• **Task statement**:
Repeat the records exactly. Every line must match.

• **Listed entries**:

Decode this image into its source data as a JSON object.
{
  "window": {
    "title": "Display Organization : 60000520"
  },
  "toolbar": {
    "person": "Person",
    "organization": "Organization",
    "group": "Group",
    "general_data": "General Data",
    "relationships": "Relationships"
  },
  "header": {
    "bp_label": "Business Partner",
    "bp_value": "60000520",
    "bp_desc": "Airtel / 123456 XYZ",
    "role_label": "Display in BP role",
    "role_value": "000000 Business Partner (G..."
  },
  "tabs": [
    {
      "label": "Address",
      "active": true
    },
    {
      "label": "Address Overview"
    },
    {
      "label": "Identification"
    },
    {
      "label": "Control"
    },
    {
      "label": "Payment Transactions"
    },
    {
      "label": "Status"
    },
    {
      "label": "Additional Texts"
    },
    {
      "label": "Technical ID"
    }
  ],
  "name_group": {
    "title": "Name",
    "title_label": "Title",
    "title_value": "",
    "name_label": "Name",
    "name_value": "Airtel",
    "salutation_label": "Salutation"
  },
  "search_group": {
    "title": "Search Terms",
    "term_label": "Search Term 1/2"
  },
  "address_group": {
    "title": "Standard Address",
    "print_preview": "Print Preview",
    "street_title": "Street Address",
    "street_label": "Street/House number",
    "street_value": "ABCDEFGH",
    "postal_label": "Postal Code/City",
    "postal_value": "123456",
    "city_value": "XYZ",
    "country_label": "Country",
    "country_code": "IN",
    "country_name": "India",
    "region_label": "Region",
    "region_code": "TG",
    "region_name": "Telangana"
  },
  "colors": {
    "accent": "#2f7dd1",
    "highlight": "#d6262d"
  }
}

• **Answer to the problem**:
Decode this image into its source data as a JSON object.
{
  "window": {
    "title": "Display Organization : 60000520"
  },
  "toolbar": {
    "person": "Person",
    "organization": "Organization",
    "group": "Group",
    "general_data": "General Data",
    "relationships": "Relationships"
  },
  "header": {
    "bp_label": "Business Partner",
    "bp_value": "60000520",
    "bp_desc": "Airtel / 123456 XYZ",
    "role_label": "Display in BP role",
    "role_value": "000000 Business Partner (G..."
  },
  "tabs": [
    {
      "label": "Address",
      "active": true
    },
    {
      "label": "Address Overview"
    },
    {
      "label": "Identification"
    },
    {
      "label": "Control"
    },
    {
      "label": "Payment Transactions"
    },
    {
      "label": "Status"
    },
    {
      "label": "Additional Texts"
    },
    {
      "label": "Technical ID"
    }
  ],
  "name_group": {
    "title": "Name",
    "title_label": "Title",
    "title_value": "",
    "name_label": "Name",
    "name_value": "Airtel",
    "salutation_label": "Salutation"
  },
  "search_group": {
    "title": "Search Terms",
    "term_label": "Search Term 1/2"
  },
  "address_group": {
    "title": "Standard Address",
    "print_preview": "Print Preview",
    "street_title": "Street Address",
    "street_label": "Street/House number",
    "street_value": "ABCDEFGH",
    "postal_label": "Postal Code/City",
    "postal_value": "123456",
    "city_value": "XYZ",
    "country_label": "Country",
    "country_code": "IN",
    "country_name": "India",
    "region_label": "Region",
    "region_code": "TG",
    "region_name": "Telangana"
  },
  "colors": {
    "accent": "#2f7dd1",
    "highlight": "#d6262d"
  }
}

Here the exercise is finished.